- **WHAT IS REQUIRED**
Reproduce all of the data below without alteration; exclude every picture.

- **TASK INPUTS**
● ● ● ● ●

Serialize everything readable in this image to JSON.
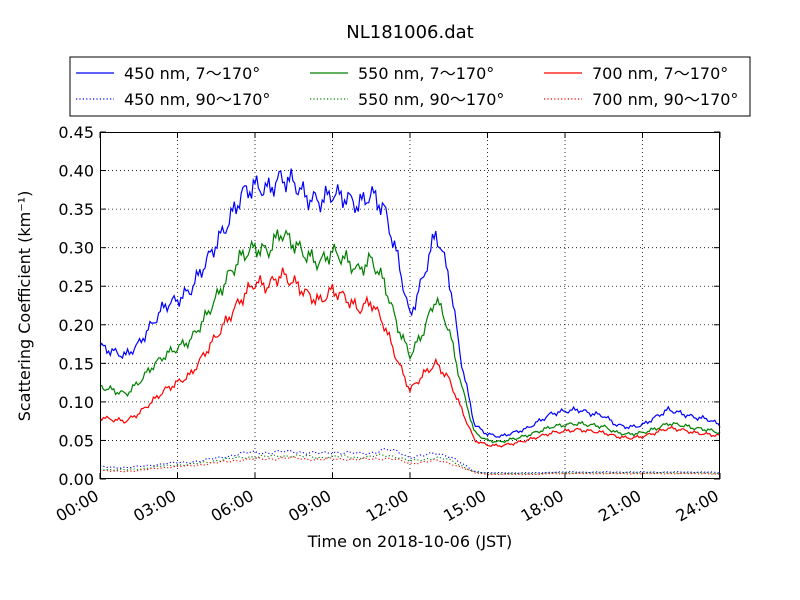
{
  "chart_data": {
    "type": "line",
    "title": "NL181006.dat",
    "xlabel": "Time on 2018-10-06 (JST)",
    "ylabel": "Scattering Coefficient (km⁻¹)",
    "xlim": [
      "2018-10-06 00:00",
      "2018-10-07 00:00"
    ],
    "ylim": [
      0,
      0.45
    ],
    "x_ticks": [
      "00:00",
      "03:00",
      "06:00",
      "09:00",
      "12:00",
      "15:00",
      "18:00",
      "21:00",
      "24:00"
    ],
    "y_ticks": [
      "0.00",
      "0.05",
      "0.10",
      "0.15",
      "0.20",
      "0.25",
      "0.30",
      "0.35",
      "0.40",
      "0.45"
    ],
    "grid": true,
    "legend_position": "top",
    "x": [
      "00:00",
      "00:30",
      "01:00",
      "01:30",
      "02:00",
      "02:30",
      "03:00",
      "03:30",
      "04:00",
      "04:30",
      "05:00",
      "05:30",
      "06:00",
      "06:30",
      "07:00",
      "07:30",
      "08:00",
      "08:30",
      "09:00",
      "09:30",
      "10:00",
      "10:30",
      "11:00",
      "11:30",
      "12:00",
      "12:30",
      "13:00",
      "13:30",
      "14:00",
      "14:30",
      "15:00",
      "15:30",
      "16:00",
      "16:30",
      "17:00",
      "17:30",
      "18:00",
      "18:30",
      "19:00",
      "19:30",
      "20:00",
      "20:30",
      "21:00",
      "21:30",
      "22:00",
      "22:30",
      "23:00",
      "23:30",
      "24:00"
    ],
    "series": [
      {
        "name": "450 nm, 7～170°",
        "color": "#0000ff",
        "style": "solid",
        "values": [
          0.172,
          0.165,
          0.16,
          0.175,
          0.2,
          0.225,
          0.232,
          0.245,
          0.275,
          0.305,
          0.335,
          0.37,
          0.38,
          0.375,
          0.39,
          0.385,
          0.365,
          0.36,
          0.37,
          0.365,
          0.355,
          0.37,
          0.35,
          0.29,
          0.21,
          0.26,
          0.32,
          0.265,
          0.15,
          0.07,
          0.058,
          0.055,
          0.06,
          0.065,
          0.075,
          0.085,
          0.088,
          0.09,
          0.085,
          0.082,
          0.07,
          0.067,
          0.07,
          0.08,
          0.09,
          0.085,
          0.08,
          0.078,
          0.07
        ]
      },
      {
        "name": "450 nm, 90～170°",
        "color": "#0000ff",
        "style": "dotted",
        "values": [
          0.016,
          0.015,
          0.015,
          0.016,
          0.018,
          0.02,
          0.021,
          0.022,
          0.024,
          0.027,
          0.03,
          0.033,
          0.035,
          0.034,
          0.035,
          0.036,
          0.034,
          0.033,
          0.035,
          0.034,
          0.033,
          0.034,
          0.038,
          0.036,
          0.028,
          0.03,
          0.034,
          0.03,
          0.02,
          0.01,
          0.008,
          0.008,
          0.008,
          0.008,
          0.008,
          0.009,
          0.009,
          0.009,
          0.009,
          0.009,
          0.009,
          0.009,
          0.009,
          0.009,
          0.009,
          0.009,
          0.009,
          0.009,
          0.008
        ]
      },
      {
        "name": "550 nm, 7～170°",
        "color": "#008000",
        "style": "solid",
        "values": [
          0.12,
          0.115,
          0.11,
          0.125,
          0.145,
          0.16,
          0.17,
          0.18,
          0.205,
          0.235,
          0.265,
          0.29,
          0.3,
          0.295,
          0.32,
          0.305,
          0.29,
          0.28,
          0.295,
          0.285,
          0.27,
          0.285,
          0.255,
          0.2,
          0.16,
          0.19,
          0.235,
          0.195,
          0.12,
          0.06,
          0.05,
          0.048,
          0.052,
          0.056,
          0.062,
          0.068,
          0.07,
          0.072,
          0.07,
          0.068,
          0.06,
          0.058,
          0.06,
          0.065,
          0.072,
          0.07,
          0.066,
          0.064,
          0.06
        ]
      },
      {
        "name": "550 nm, 90～170°",
        "color": "#008000",
        "style": "dotted",
        "values": [
          0.013,
          0.012,
          0.012,
          0.013,
          0.015,
          0.017,
          0.018,
          0.019,
          0.021,
          0.024,
          0.026,
          0.028,
          0.029,
          0.029,
          0.03,
          0.03,
          0.029,
          0.028,
          0.029,
          0.029,
          0.028,
          0.029,
          0.031,
          0.029,
          0.023,
          0.025,
          0.028,
          0.025,
          0.017,
          0.009,
          0.007,
          0.007,
          0.007,
          0.007,
          0.007,
          0.008,
          0.008,
          0.008,
          0.008,
          0.008,
          0.008,
          0.008,
          0.008,
          0.008,
          0.008,
          0.008,
          0.008,
          0.008,
          0.007
        ]
      },
      {
        "name": "700 nm, 7～170°",
        "color": "#ff0000",
        "style": "solid",
        "values": [
          0.08,
          0.077,
          0.075,
          0.085,
          0.1,
          0.115,
          0.125,
          0.135,
          0.16,
          0.185,
          0.21,
          0.235,
          0.255,
          0.25,
          0.265,
          0.255,
          0.24,
          0.23,
          0.245,
          0.235,
          0.22,
          0.23,
          0.2,
          0.155,
          0.115,
          0.135,
          0.15,
          0.13,
          0.09,
          0.05,
          0.044,
          0.043,
          0.046,
          0.05,
          0.055,
          0.06,
          0.062,
          0.064,
          0.062,
          0.06,
          0.055,
          0.053,
          0.055,
          0.06,
          0.066,
          0.064,
          0.06,
          0.058,
          0.056
        ]
      },
      {
        "name": "700 nm, 90～170°",
        "color": "#ff0000",
        "style": "dotted",
        "values": [
          0.011,
          0.01,
          0.01,
          0.011,
          0.013,
          0.015,
          0.016,
          0.017,
          0.019,
          0.021,
          0.023,
          0.025,
          0.026,
          0.026,
          0.027,
          0.027,
          0.026,
          0.025,
          0.026,
          0.026,
          0.025,
          0.026,
          0.027,
          0.025,
          0.02,
          0.022,
          0.024,
          0.021,
          0.015,
          0.008,
          0.006,
          0.006,
          0.006,
          0.006,
          0.006,
          0.007,
          0.007,
          0.007,
          0.007,
          0.007,
          0.007,
          0.007,
          0.007,
          0.007,
          0.007,
          0.007,
          0.007,
          0.007,
          0.006
        ]
      }
    ]
  }
}
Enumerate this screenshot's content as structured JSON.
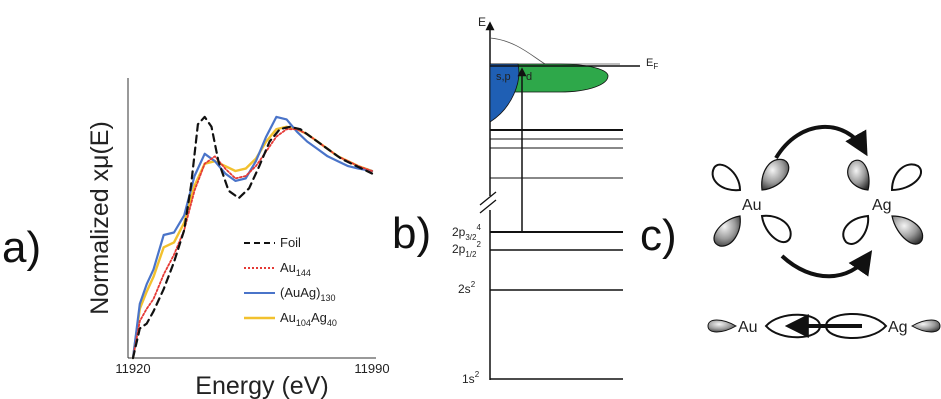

● ● ● ● ●

- **CORRECT RESULT**
Serialize everything readable in this image to JSON.
{
  "chart_data": {
    "type": "line",
    "title": "NL181006.dat",
    "xlabel": "Time on 2018-10-06 (JST)",
    "ylabel": "Scattering Coefficient (km⁻¹)",
    "xlim": [
      "2018-10-06 00:00",
      "2018-10-07 00:00"
    ],
    "ylim": [
      0,
      0.45
    ],
    "x_ticks": [
      "00:00",
      "03:00",
      "06:00",
      "09:00",
      "12:00",
      "15:00",
      "18:00",
      "21:00",
      "24:00"
    ],
    "y_ticks": [
      "0.00",
      "0.05",
      "0.10",
      "0.15",
      "0.20",
      "0.25",
      "0.30",
      "0.35",
      "0.40",
      "0.45"
    ],
    "grid": true,
    "legend_position": "top",
    "x": [
      "00:00",
      "00:30",
      "01:00",
      "01:30",
      "02:00",
      "02:30",
      "03:00",
      "03:30",
      "04:00",
      "04:30",
      "05:00",
      "05:30",
      "06:00",
      "06:30",
      "07:00",
      "07:30",
      "08:00",
      "08:30",
      "09:00",
      "09:30",
      "10:00",
      "10:30",
      "11:00",
      "11:30",
      "12:00",
      "12:30",
      "13:00",
      "13:30",
      "14:00",
      "14:30",
      "15:00",
      "15:30",
      "16:00",
      "16:30",
      "17:00",
      "17:30",
      "18:00",
      "18:30",
      "19:00",
      "19:30",
      "20:00",
      "20:30",
      "21:00",
      "21:30",
      "22:00",
      "22:30",
      "23:00",
      "23:30",
      "24:00"
    ],
    "series": [
      {
        "name": "450 nm, 7～170°",
        "color": "#0000ff",
        "style": "solid",
        "values": [
          0.172,
          0.165,
          0.16,
          0.175,
          0.2,
          0.225,
          0.232,
          0.245,
          0.275,
          0.305,
          0.335,
          0.37,
          0.38,
          0.375,
          0.39,
          0.385,
          0.365,
          0.36,
          0.37,
          0.365,
          0.355,
          0.37,
          0.35,
          0.29,
          0.21,
          0.26,
          0.32,
          0.265,
          0.15,
          0.07,
          0.058,
          0.055,
          0.06,
          0.065,
          0.075,
          0.085,
          0.088,
          0.09,
          0.085,
          0.082,
          0.07,
          0.067,
          0.07,
          0.08,
          0.09,
          0.085,
          0.08,
          0.078,
          0.07
        ]
      },
      {
        "name": "450 nm, 90～170°",
        "color": "#0000ff",
        "style": "dotted",
        "values": [
          0.016,
          0.015,
          0.015,
          0.016,
          0.018,
          0.02,
          0.021,
          0.022,
          0.024,
          0.027,
          0.03,
          0.033,
          0.035,
          0.034,
          0.035,
          0.036,
          0.034,
          0.033,
          0.035,
          0.034,
          0.033,
          0.034,
          0.038,
          0.036,
          0.028,
          0.03,
          0.034,
          0.03,
          0.02,
          0.01,
          0.008,
          0.008,
          0.008,
          0.008,
          0.008,
          0.009,
          0.009,
          0.009,
          0.009,
          0.009,
          0.009,
          0.009,
          0.009,
          0.009,
          0.009,
          0.009,
          0.009,
          0.009,
          0.008
        ]
      },
      {
        "name": "550 nm, 7～170°",
        "color": "#008000",
        "style": "solid",
        "values": [
          0.12,
          0.115,
          0.11,
          0.125,
          0.145,
          0.16,
          0.17,
          0.18,
          0.205,
          0.235,
          0.265,
          0.29,
          0.3,
          0.295,
          0.32,
          0.305,
          0.29,
          0.28,
          0.295,
          0.285,
          0.27,
          0.285,
          0.255,
          0.2,
          0.16,
          0.19,
          0.235,
          0.195,
          0.12,
          0.06,
          0.05,
          0.048,
          0.052,
          0.056,
          0.062,
          0.068,
          0.07,
          0.072,
          0.07,
          0.068,
          0.06,
          0.058,
          0.06,
          0.065,
          0.072,
          0.07,
          0.066,
          0.064,
          0.06
        ]
      },
      {
        "name": "550 nm, 90～170°",
        "color": "#008000",
        "style": "dotted",
        "values": [
          0.013,
          0.012,
          0.012,
          0.013,
          0.015,
          0.017,
          0.018,
          0.019,
          0.021,
          0.024,
          0.026,
          0.028,
          0.029,
          0.029,
          0.03,
          0.03,
          0.029,
          0.028,
          0.029,
          0.029,
          0.028,
          0.029,
          0.031,
          0.029,
          0.023,
          0.025,
          0.028,
          0.025,
          0.017,
          0.009,
          0.007,
          0.007,
          0.007,
          0.007,
          0.007,
          0.008,
          0.008,
          0.008,
          0.008,
          0.008,
          0.008,
          0.008,
          0.008,
          0.008,
          0.008,
          0.008,
          0.008,
          0.008,
          0.007
        ]
      },
      {
        "name": "700 nm, 7～170°",
        "color": "#ff0000",
        "style": "solid",
        "values": [
          0.08,
          0.077,
          0.075,
          0.085,
          0.1,
          0.115,
          0.125,
          0.135,
          0.16,
          0.185,
          0.21,
          0.235,
          0.255,
          0.25,
          0.265,
          0.255,
          0.24,
          0.23,
          0.245,
          0.235,
          0.22,
          0.23,
          0.2,
          0.155,
          0.115,
          0.135,
          0.15,
          0.13,
          0.09,
          0.05,
          0.044,
          0.043,
          0.046,
          0.05,
          0.055,
          0.06,
          0.062,
          0.064,
          0.062,
          0.06,
          0.055,
          0.053,
          0.055,
          0.06,
          0.066,
          0.064,
          0.06,
          0.058,
          0.056
        ]
      },
      {
        "name": "700 nm, 90～170°",
        "color": "#ff0000",
        "style": "dotted",
        "values": [
          0.011,
          0.01,
          0.01,
          0.011,
          0.013,
          0.015,
          0.016,
          0.017,
          0.019,
          0.021,
          0.023,
          0.025,
          0.026,
          0.026,
          0.027,
          0.027,
          0.026,
          0.025,
          0.026,
          0.026,
          0.025,
          0.026,
          0.027,
          0.025,
          0.02,
          0.022,
          0.024,
          0.021,
          0.015,
          0.008,
          0.006,
          0.006,
          0.006,
          0.006,
          0.006,
          0.007,
          0.007,
          0.007,
          0.007,
          0.007,
          0.007,
          0.007,
          0.007,
          0.007,
          0.007,
          0.007,
          0.007,
          0.007,
          0.006
        ]
      }
    ]
  }
}
Enumerate this screenshot's content as structured JSON.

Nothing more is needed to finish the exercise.